** Instructions to follow **
Of all the lines in the data below, how many contain "tracking"? Report that number alone.

[Dataset records]
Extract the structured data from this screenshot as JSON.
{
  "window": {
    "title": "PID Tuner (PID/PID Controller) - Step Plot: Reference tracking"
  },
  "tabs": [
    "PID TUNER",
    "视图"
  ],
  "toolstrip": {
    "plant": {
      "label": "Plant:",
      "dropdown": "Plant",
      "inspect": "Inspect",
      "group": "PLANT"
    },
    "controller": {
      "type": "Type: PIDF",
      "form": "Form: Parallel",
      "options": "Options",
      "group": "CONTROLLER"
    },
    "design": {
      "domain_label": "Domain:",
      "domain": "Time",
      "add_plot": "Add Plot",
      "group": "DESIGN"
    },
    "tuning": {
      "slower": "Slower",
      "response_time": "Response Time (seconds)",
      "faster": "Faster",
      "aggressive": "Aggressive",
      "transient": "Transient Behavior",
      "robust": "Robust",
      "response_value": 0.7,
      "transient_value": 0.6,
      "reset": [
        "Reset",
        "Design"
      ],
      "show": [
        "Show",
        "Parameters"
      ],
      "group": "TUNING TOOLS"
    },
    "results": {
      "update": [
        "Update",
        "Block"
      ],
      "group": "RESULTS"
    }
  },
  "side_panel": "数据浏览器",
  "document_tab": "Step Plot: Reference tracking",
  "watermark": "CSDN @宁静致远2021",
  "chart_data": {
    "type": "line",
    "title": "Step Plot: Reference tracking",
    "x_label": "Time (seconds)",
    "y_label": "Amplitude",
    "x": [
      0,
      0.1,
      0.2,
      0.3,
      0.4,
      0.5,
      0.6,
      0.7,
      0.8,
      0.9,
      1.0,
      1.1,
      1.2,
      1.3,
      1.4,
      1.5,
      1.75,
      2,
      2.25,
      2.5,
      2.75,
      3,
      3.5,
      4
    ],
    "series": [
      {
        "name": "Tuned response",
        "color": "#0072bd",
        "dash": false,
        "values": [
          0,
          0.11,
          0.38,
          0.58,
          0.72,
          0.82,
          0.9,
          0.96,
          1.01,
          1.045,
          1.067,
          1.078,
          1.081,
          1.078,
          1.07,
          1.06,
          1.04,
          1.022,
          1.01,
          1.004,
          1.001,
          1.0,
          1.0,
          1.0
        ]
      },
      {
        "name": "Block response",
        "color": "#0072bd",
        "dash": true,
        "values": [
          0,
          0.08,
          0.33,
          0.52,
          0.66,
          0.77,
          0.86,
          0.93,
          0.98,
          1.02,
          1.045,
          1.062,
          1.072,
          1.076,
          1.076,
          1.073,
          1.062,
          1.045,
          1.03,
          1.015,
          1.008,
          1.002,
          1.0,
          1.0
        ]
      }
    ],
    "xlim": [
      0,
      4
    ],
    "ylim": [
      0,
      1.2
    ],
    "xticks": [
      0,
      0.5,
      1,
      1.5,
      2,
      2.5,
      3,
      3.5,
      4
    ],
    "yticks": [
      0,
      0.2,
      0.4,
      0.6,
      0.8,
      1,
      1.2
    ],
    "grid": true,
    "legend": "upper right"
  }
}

** Reply to the task **
3